Aim of the task
Rewrite the lines from the start of the entries through the line containing "document-body (153, 142, 1486, 1959)", replacing "bounding box" with "enclosing rectangle" and leaving everything else unchanged.
## start Exercise inputs
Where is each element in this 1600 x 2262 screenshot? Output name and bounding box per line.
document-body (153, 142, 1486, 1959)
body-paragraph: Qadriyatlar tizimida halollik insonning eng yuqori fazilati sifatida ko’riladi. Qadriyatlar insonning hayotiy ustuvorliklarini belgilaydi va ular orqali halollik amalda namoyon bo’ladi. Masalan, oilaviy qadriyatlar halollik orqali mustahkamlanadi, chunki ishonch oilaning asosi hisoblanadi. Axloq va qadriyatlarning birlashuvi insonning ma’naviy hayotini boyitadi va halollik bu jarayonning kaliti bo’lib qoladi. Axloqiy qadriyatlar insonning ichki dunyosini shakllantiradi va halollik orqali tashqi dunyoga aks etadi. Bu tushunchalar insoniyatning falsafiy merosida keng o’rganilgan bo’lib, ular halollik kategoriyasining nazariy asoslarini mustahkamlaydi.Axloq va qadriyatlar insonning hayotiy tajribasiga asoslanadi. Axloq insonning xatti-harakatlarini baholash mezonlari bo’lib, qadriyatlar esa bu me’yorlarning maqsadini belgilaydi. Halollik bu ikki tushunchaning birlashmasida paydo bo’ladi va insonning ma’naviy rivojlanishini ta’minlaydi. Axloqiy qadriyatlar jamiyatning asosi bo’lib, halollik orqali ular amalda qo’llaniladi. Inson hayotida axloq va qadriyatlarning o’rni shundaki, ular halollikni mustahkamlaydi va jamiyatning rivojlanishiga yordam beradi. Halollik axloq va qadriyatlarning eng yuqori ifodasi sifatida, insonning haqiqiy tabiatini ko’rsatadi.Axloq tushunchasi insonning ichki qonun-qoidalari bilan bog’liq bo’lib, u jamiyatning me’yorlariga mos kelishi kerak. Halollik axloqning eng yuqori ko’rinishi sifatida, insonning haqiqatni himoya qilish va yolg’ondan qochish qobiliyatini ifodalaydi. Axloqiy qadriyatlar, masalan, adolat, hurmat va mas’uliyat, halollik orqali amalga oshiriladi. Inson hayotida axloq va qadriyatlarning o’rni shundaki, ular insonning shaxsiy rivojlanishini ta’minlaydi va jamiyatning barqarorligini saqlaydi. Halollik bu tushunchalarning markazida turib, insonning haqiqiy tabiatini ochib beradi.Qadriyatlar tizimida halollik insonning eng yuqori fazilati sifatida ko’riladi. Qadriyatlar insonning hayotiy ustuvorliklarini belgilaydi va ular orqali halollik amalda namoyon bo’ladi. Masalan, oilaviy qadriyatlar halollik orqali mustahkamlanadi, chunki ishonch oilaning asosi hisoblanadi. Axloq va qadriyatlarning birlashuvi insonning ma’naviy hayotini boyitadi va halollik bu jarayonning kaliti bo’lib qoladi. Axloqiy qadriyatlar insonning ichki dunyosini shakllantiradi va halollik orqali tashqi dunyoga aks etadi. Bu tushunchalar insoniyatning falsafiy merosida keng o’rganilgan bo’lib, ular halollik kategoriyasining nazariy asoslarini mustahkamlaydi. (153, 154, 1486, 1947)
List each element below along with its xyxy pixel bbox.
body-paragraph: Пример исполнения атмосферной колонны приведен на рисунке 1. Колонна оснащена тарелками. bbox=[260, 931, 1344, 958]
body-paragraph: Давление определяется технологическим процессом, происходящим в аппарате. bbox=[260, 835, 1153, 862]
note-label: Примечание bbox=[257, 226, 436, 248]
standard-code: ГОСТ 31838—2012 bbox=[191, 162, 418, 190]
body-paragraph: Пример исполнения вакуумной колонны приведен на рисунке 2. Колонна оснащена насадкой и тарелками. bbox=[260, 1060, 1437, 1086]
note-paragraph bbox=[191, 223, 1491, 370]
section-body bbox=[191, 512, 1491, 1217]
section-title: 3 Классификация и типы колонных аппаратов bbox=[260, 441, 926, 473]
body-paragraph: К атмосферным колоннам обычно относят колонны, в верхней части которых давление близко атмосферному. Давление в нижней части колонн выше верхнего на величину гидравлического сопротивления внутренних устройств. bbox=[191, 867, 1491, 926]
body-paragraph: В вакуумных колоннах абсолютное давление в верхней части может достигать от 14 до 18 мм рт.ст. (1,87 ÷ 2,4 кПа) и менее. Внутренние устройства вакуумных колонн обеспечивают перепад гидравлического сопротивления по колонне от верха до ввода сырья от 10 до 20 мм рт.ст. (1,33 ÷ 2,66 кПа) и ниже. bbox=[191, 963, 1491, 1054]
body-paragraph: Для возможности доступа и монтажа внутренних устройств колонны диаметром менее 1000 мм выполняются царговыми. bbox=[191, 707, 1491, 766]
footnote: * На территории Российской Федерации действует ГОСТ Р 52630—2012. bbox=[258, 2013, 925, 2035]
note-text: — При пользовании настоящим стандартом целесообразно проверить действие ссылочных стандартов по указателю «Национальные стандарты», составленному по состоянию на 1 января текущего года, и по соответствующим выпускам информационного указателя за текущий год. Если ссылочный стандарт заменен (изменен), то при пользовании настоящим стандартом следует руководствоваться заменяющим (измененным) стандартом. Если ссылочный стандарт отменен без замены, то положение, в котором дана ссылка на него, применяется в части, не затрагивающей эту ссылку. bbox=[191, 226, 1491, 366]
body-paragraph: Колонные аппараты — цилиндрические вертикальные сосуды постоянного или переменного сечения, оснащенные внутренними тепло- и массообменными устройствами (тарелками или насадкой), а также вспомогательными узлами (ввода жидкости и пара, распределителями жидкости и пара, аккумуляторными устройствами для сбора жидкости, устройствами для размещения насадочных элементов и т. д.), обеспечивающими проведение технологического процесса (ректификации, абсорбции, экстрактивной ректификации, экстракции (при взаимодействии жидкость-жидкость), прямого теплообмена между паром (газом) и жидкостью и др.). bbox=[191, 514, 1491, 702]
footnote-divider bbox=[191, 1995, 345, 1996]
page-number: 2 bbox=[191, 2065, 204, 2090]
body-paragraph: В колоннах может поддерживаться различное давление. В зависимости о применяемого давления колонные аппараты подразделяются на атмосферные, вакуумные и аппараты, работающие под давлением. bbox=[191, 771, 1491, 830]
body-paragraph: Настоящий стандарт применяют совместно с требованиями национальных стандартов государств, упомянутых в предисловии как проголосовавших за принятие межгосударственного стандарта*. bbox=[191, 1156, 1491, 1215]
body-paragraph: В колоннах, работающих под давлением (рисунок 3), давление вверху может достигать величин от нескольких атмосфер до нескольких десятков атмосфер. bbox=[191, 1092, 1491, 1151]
## end Exercise inputs
Solved problem
Where is each element in this 1600 x 2262 screenshot? Output name and enclosing rectangle per line.
document-body (153, 142, 1486, 1959)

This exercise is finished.